Send back the entries below exactly as they appear.
[start Material shown]
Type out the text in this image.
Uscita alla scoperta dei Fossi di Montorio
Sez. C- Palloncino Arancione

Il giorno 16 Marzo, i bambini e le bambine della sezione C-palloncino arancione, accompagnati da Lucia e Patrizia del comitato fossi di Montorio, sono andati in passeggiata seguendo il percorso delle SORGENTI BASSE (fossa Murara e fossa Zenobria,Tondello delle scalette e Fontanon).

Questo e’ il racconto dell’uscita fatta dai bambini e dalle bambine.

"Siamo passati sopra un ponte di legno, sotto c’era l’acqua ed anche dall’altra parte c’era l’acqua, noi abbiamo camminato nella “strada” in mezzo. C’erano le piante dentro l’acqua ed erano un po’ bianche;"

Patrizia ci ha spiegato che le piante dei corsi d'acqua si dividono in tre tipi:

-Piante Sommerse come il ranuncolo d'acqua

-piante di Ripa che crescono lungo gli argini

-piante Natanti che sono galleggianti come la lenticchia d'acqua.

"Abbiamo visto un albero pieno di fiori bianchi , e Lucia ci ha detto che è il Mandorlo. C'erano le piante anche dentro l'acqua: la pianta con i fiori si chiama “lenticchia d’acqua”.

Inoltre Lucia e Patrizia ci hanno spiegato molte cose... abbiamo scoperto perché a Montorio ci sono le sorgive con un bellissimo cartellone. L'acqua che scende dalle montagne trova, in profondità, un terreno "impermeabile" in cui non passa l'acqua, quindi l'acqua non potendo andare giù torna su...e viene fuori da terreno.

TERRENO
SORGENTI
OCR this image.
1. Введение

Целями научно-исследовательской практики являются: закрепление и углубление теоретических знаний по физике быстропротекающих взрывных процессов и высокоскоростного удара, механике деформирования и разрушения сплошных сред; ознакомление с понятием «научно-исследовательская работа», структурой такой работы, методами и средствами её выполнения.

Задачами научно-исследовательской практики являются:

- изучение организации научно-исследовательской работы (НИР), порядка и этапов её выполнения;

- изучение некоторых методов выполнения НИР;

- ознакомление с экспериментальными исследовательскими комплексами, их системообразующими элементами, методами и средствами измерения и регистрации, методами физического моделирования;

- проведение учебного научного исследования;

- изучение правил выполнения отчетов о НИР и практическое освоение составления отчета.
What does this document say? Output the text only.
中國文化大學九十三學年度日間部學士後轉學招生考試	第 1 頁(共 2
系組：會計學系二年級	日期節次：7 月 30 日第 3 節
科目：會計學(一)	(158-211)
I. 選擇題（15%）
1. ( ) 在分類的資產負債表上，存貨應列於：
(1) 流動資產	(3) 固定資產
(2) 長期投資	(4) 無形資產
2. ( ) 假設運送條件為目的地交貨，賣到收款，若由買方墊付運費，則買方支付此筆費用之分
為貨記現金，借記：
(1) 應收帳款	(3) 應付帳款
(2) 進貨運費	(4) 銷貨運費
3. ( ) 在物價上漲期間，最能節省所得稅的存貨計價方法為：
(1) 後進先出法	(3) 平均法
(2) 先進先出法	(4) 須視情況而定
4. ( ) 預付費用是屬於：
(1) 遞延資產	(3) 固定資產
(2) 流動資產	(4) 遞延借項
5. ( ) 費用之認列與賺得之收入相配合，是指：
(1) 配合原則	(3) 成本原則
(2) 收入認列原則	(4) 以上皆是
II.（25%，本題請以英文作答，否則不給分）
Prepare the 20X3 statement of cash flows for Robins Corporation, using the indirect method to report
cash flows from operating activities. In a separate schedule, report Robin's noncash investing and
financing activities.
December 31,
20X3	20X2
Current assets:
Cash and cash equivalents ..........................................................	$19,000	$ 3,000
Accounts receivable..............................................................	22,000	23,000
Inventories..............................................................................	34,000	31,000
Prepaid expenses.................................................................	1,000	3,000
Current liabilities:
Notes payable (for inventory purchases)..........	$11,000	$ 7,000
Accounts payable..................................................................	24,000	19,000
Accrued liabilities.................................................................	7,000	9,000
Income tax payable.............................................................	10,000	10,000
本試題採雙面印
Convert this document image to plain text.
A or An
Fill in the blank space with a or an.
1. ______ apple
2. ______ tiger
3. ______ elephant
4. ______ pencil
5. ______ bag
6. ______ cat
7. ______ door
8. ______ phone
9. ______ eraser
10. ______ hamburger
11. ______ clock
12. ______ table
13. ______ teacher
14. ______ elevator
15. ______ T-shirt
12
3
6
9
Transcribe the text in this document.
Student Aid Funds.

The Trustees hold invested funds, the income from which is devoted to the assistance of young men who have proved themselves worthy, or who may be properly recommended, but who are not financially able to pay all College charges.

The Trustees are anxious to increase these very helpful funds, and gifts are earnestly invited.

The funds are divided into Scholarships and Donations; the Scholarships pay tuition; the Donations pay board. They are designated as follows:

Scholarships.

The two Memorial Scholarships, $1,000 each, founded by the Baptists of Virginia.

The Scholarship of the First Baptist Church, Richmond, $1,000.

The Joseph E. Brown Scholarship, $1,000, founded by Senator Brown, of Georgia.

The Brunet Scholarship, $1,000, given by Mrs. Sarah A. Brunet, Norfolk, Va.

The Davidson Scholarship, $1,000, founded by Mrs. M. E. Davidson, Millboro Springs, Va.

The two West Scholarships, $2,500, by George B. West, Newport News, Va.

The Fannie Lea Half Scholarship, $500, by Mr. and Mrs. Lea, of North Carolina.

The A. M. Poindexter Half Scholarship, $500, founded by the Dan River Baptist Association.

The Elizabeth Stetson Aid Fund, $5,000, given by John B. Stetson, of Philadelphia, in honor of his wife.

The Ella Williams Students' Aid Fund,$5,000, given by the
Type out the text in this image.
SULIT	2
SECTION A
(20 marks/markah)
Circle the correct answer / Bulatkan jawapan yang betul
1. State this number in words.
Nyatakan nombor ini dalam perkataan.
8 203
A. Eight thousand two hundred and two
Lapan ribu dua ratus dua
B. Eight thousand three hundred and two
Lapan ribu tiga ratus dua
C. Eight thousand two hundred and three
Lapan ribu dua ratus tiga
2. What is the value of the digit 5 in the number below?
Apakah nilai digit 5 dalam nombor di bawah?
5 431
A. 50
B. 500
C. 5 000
[end Material shown]
Solution:
Type out the text in this image.
Uscita alla scoperta dei Fossi di Montorio
Sez. C- Palloncino Arancione

Il giorno 16 Marzo, i bambini e le bambine della sezione C-palloncino arancione, accompagnati da Lucia e Patrizia del comitato fossi di Montorio, sono andati in passeggiata seguendo il percorso delle SORGENTI BASSE (fossa Murara e fossa Zenobria,Tondello delle scalette e Fontanon).

Questo e’ il racconto dell’uscita fatta dai bambini e dalle bambine.

"Siamo passati sopra un ponte di legno, sotto c’era l’acqua ed anche dall’altra parte c’era l’acqua, noi abbiamo camminato nella “strada” in mezzo. C’erano le piante dentro l’acqua ed erano un po’ bianche;"

Patrizia ci ha spiegato che le piante dei corsi d'acqua si dividono in tre tipi:

-Piante Sommerse come il ranuncolo d'acqua

-piante di Ripa che crescono lungo gli argini

-piante Natanti che sono galleggianti come la lenticchia d'acqua.

"Abbiamo visto un albero pieno di fiori bianchi , e Lucia ci ha detto che è il Mandorlo. C'erano le piante anche dentro l'acqua: la pianta con i fiori si chiama “lenticchia d’acqua”.

Inoltre Lucia e Patrizia ci hanno spiegato molte cose... abbiamo scoperto perché a Montorio ci sono le sorgive con un bellissimo cartellone. L'acqua che scende dalle montagne trova, in profondità, un terreno "impermeabile" in cui non passa l'acqua, quindi l'acqua non potendo andare giù torna su...e viene fuori da terreno.

TERRENO
SORGENTI
OCR this image.
1. Введение

Целями научно-исследовательской практики являются: закрепление и углубление теоретических знаний по физике быстропротекающих взрывных процессов и высокоскоростного удара, механике деформирования и разрушения сплошных сред; ознакомление с понятием «научно-исследовательская работа», структурой такой работы, методами и средствами её выполнения.

Задачами научно-исследовательской практики являются:

- изучение организации научно-исследовательской работы (НИР), порядка и этапов её выполнения;

- изучение некоторых методов выполнения НИР;

- ознакомление с экспериментальными исследовательскими комплексами, их системообразующими элементами, методами и средствами измерения и регистрации, методами физического моделирования;

- проведение учебного научного исследования;

- изучение правил выполнения отчетов о НИР и практическое освоение составления отчета.
What does this document say? Output the text only.
中國文化大學九十三學年度日間部學士後轉學招生考試	第 1 頁(共 2
系組：會計學系二年級	日期節次：7 月 30 日第 3 節
科目：會計學(一)	(158-211)
I. 選擇題（15%）
1. ( ) 在分類的資產負債表上，存貨應列於：
(1) 流動資產	(3) 固定資產
(2) 長期投資	(4) 無形資產
2. ( ) 假設運送條件為目的地交貨，賣到收款，若由買方墊付運費，則買方支付此筆費用之分
為貨記現金，借記：
(1) 應收帳款	(3) 應付帳款
(2) 進貨運費	(4) 銷貨運費
3. ( ) 在物價上漲期間，最能節省所得稅的存貨計價方法為：
(1) 後進先出法	(3) 平均法
(2) 先進先出法	(4) 須視情況而定
4. ( ) 預付費用是屬於：
(1) 遞延資產	(3) 固定資產
(2) 流動資產	(4) 遞延借項
5. ( ) 費用之認列與賺得之收入相配合，是指：
(1) 配合原則	(3) 成本原則
(2) 收入認列原則	(4) 以上皆是
II.（25%，本題請以英文作答，否則不給分）
Prepare the 20X3 statement of cash flows for Robins Corporation, using the indirect method to report
cash flows from operating activities. In a separate schedule, report Robin's noncash investing and
financing activities.
December 31,
20X3	20X2
Current assets:
Cash and cash equivalents ..........................................................	$19,000	$ 3,000
Accounts receivable..............................................................	22,000	23,000
Inventories..............................................................................	34,000	31,000
Prepaid expenses.................................................................	1,000	3,000
Current liabilities:
Notes payable (for inventory purchases)..........	$11,000	$ 7,000
Accounts payable..................................................................	24,000	19,000
Accrued liabilities.................................................................	7,000	9,000
Income tax payable.............................................................	10,000	10,000
本試題採雙面印
Convert this document image to plain text.
A or An
Fill in the blank space with a or an.
1. ______ apple
2. ______ tiger
3. ______ elephant
4. ______ pencil
5. ______ bag
6. ______ cat
7. ______ door
8. ______ phone
9. ______ eraser
10. ______ hamburger
11. ______ clock
12. ______ table
13. ______ teacher
14. ______ elevator
15. ______ T-shirt
12
3
6
9
Transcribe the text in this document.
Student Aid Funds.

The Trustees hold invested funds, the income from which is devoted to the assistance of young men who have proved themselves worthy, or who may be properly recommended, but who are not financially able to pay all College charges.

The Trustees are anxious to increase these very helpful funds, and gifts are earnestly invited.

The funds are divided into Scholarships and Donations; the Scholarships pay tuition; the Donations pay board. They are designated as follows:

Scholarships.

The two Memorial Scholarships, $1,000 each, founded by the Baptists of Virginia.

The Scholarship of the First Baptist Church, Richmond, $1,000.

The Joseph E. Brown Scholarship, $1,000, founded by Senator Brown, of Georgia.

The Brunet Scholarship, $1,000, given by Mrs. Sarah A. Brunet, Norfolk, Va.

The Davidson Scholarship, $1,000, founded by Mrs. M. E. Davidson, Millboro Springs, Va.

The two West Scholarships, $2,500, by George B. West, Newport News, Va.

The Fannie Lea Half Scholarship, $500, by Mr. and Mrs. Lea, of North Carolina.

The A. M. Poindexter Half Scholarship, $500, founded by the Dan River Baptist Association.

The Elizabeth Stetson Aid Fund, $5,000, given by John B. Stetson, of Philadelphia, in honor of his wife.

The Ella Williams Students' Aid Fund,$5,000, given by the
Type out the text in this image.
SULIT	2
SECTION A
(20 marks/markah)
Circle the correct answer / Bulatkan jawapan yang betul
1. State this number in words.
Nyatakan nombor ini dalam perkataan.
8 203
A. Eight thousand two hundred and two
Lapan ribu dua ratus dua
B. Eight thousand three hundred and two
Lapan ribu tiga ratus dua
C. Eight thousand two hundred and three
Lapan ribu dua ratus tiga
2. What is the value of the digit 5 in the number below?
Apakah nilai digit 5 dalam nombor di bawah?
5 431
A. 50
B. 500
C. 5 000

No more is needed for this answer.